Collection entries
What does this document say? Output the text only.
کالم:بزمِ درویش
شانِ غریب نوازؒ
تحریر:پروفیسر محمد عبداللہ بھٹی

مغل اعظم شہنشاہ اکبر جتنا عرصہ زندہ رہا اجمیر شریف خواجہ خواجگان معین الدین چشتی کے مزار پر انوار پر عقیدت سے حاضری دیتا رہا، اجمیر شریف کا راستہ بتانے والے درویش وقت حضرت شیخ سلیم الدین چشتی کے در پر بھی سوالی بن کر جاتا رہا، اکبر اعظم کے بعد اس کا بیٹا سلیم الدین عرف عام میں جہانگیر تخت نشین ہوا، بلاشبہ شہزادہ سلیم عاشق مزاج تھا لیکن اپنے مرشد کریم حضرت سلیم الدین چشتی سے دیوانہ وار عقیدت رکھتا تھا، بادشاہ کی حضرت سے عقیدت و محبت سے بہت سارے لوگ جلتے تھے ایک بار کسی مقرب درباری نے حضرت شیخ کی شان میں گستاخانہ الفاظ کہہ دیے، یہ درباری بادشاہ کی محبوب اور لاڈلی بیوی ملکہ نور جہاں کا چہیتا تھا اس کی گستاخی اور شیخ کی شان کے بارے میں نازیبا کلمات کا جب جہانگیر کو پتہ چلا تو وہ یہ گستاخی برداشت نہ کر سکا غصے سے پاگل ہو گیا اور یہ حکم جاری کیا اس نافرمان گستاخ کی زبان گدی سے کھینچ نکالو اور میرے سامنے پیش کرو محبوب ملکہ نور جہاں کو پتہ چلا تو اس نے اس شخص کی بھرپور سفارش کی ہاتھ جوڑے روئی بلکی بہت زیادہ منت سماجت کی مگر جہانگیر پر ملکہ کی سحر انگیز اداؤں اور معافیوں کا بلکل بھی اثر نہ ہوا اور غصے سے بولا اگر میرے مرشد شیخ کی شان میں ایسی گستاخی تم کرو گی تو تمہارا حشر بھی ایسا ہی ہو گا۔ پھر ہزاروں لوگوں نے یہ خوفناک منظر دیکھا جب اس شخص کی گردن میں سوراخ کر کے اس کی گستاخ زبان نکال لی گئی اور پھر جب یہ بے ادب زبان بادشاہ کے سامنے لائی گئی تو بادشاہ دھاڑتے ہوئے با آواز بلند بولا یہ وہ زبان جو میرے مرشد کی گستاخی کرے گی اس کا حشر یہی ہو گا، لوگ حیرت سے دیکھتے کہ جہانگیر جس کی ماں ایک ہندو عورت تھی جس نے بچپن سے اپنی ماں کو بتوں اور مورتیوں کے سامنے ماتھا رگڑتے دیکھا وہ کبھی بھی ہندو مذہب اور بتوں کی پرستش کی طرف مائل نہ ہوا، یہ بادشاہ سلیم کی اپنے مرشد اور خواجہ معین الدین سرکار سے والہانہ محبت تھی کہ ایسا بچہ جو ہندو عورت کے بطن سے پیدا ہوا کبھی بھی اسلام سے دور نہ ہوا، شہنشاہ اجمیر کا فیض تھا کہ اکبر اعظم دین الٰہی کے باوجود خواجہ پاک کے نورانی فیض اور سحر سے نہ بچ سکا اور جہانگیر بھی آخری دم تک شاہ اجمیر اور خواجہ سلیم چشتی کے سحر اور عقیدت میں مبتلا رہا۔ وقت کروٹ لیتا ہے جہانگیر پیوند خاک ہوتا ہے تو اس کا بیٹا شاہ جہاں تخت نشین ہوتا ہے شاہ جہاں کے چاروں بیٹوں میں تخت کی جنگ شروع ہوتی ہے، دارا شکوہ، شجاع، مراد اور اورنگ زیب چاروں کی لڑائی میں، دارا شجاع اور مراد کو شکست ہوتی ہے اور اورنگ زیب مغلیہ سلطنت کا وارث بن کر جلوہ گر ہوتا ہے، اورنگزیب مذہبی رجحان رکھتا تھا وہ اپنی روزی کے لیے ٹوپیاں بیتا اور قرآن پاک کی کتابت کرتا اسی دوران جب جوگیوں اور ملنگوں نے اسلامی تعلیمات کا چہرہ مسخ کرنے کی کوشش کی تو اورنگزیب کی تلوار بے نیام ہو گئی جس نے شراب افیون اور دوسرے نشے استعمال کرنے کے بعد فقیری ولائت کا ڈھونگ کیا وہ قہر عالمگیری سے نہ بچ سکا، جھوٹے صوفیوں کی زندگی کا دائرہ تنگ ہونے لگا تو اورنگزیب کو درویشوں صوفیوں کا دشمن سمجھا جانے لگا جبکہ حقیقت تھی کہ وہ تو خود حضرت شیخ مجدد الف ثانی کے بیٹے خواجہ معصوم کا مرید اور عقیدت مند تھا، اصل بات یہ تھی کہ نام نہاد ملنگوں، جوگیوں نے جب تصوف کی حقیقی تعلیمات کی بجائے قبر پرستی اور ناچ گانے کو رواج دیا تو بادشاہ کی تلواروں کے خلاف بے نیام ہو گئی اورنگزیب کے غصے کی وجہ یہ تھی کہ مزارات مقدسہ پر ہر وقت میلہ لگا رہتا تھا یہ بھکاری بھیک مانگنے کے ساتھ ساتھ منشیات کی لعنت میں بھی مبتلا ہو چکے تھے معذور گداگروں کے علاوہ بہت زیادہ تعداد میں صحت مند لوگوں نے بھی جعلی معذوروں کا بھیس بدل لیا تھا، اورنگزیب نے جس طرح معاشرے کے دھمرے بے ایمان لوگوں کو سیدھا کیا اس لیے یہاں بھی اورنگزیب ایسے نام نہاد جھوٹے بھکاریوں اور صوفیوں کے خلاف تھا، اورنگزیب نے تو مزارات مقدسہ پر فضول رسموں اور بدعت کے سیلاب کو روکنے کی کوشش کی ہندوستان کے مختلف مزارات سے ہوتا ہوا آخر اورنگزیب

- _SET TASK_
Transcribe the entire listing above precisely.

- _FINISHED EXERCISE_
What does this document say? Output the text only.
کالم:بزمِ درویش
شانِ غریب نوازؒ
تحریر:پروفیسر محمد عبداللہ بھٹی

مغل اعظم شہنشاہ اکبر جتنا عرصہ زندہ رہا اجمیر شریف خواجہ خواجگان معین الدین چشتی کے مزار پر انوار پر عقیدت سے حاضری دیتا رہا، اجمیر شریف کا راستہ بتانے والے درویش وقت حضرت شیخ سلیم الدین چشتی کے در پر بھی سوالی بن کر جاتا رہا، اکبر اعظم کے بعد اس کا بیٹا سلیم الدین عرف عام میں جہانگیر تخت نشین ہوا، بلاشبہ شہزادہ سلیم عاشق مزاج تھا لیکن اپنے مرشد کریم حضرت سلیم الدین چشتی سے دیوانہ وار عقیدت رکھتا تھا، بادشاہ کی حضرت سے عقیدت و محبت سے بہت سارے لوگ جلتے تھے ایک بار کسی مقرب درباری نے حضرت شیخ کی شان میں گستاخانہ الفاظ کہہ دیے، یہ درباری بادشاہ کی محبوب اور لاڈلی بیوی ملکہ نور جہاں کا چہیتا تھا اس کی گستاخی اور شیخ کی شان کے بارے میں نازیبا کلمات کا جب جہانگیر کو پتہ چلا تو وہ یہ گستاخی برداشت نہ کر سکا غصے سے پاگل ہو گیا اور یہ حکم جاری کیا اس نافرمان گستاخ کی زبان گدی سے کھینچ نکالو اور میرے سامنے پیش کرو محبوب ملکہ نور جہاں کو پتہ چلا تو اس نے اس شخص کی بھرپور سفارش کی ہاتھ جوڑے روئی بلکی بہت زیادہ منت سماجت کی مگر جہانگیر پر ملکہ کی سحر انگیز اداؤں اور معافیوں کا بلکل بھی اثر نہ ہوا اور غصے سے بولا اگر میرے مرشد شیخ کی شان میں ایسی گستاخی تم کرو گی تو تمہارا حشر بھی ایسا ہی ہو گا۔ پھر ہزاروں لوگوں نے یہ خوفناک منظر دیکھا جب اس شخص کی گردن میں سوراخ کر کے اس کی گستاخ زبان نکال لی گئی اور پھر جب یہ بے ادب زبان بادشاہ کے سامنے لائی گئی تو بادشاہ دھاڑتے ہوئے با آواز بلند بولا یہ وہ زبان جو میرے مرشد کی گستاخی کرے گی اس کا حشر یہی ہو گا، لوگ حیرت سے دیکھتے کہ جہانگیر جس کی ماں ایک ہندو عورت تھی جس نے بچپن سے اپنی ماں کو بتوں اور مورتیوں کے سامنے ماتھا رگڑتے دیکھا وہ کبھی بھی ہندو مذہب اور بتوں کی پرستش کی طرف مائل نہ ہوا، یہ بادشاہ سلیم کی اپنے مرشد اور خواجہ معین الدین سرکار سے والہانہ محبت تھی کہ ایسا بچہ جو ہندو عورت کے بطن سے پیدا ہوا کبھی بھی اسلام سے دور نہ ہوا، شہنشاہ اجمیر کا فیض تھا کہ اکبر اعظم دین الٰہی کے باوجود خواجہ پاک کے نورانی فیض اور سحر سے نہ بچ سکا اور جہانگیر بھی آخری دم تک شاہ اجمیر اور خواجہ سلیم چشتی کے سحر اور عقیدت میں مبتلا رہا۔ وقت کروٹ لیتا ہے جہانگیر پیوند خاک ہوتا ہے تو اس کا بیٹا شاہ جہاں تخت نشین ہوتا ہے شاہ جہاں کے چاروں بیٹوں میں تخت کی جنگ شروع ہوتی ہے، دارا شکوہ، شجاع، مراد اور اورنگ زیب چاروں کی لڑائی میں، دارا شجاع اور مراد کو شکست ہوتی ہے اور اورنگ زیب مغلیہ سلطنت کا وارث بن کر جلوہ گر ہوتا ہے، اورنگزیب مذہبی رجحان رکھتا تھا وہ اپنی روزی کے لیے ٹوپیاں بیتا اور قرآن پاک کی کتابت کرتا اسی دوران جب جوگیوں اور ملنگوں نے اسلامی تعلیمات کا چہرہ مسخ کرنے کی کوشش کی تو اورنگزیب کی تلوار بے نیام ہو گئی جس نے شراب افیون اور دوسرے نشے استعمال کرنے کے بعد فقیری ولائت کا ڈھونگ کیا وہ قہر عالمگیری سے نہ بچ سکا، جھوٹے صوفیوں کی زندگی کا دائرہ تنگ ہونے لگا تو اورنگزیب کو درویشوں صوفیوں کا دشمن سمجھا جانے لگا جبکہ حقیقت تھی کہ وہ تو خود حضرت شیخ مجدد الف ثانی کے بیٹے خواجہ معصوم کا مرید اور عقیدت مند تھا، اصل بات یہ تھی کہ نام نہاد ملنگوں، جوگیوں نے جب تصوف کی حقیقی تعلیمات کی بجائے قبر پرستی اور ناچ گانے کو رواج دیا تو بادشاہ کی تلواروں کے خلاف بے نیام ہو گئی اورنگزیب کے غصے کی وجہ یہ تھی کہ مزارات مقدسہ پر ہر وقت میلہ لگا رہتا تھا یہ بھکاری بھیک مانگنے کے ساتھ ساتھ منشیات کی لعنت میں بھی مبتلا ہو چکے تھے معذور گداگروں کے علاوہ بہت زیادہ تعداد میں صحت مند لوگوں نے بھی جعلی معذوروں کا بھیس بدل لیا تھا، اورنگزیب نے جس طرح معاشرے کے دھمرے بے ایمان لوگوں کو سیدھا کیا اس لیے یہاں بھی اورنگزیب ایسے نام نہاد جھوٹے بھکاریوں اور صوفیوں کے خلاف تھا، اورنگزیب نے تو مزارات مقدسہ پر فضول رسموں اور بدعت کے سیلاب کو روکنے کی کوشش کی ہندوستان کے مختلف مزارات سے ہوتا ہوا آخر اورنگزیب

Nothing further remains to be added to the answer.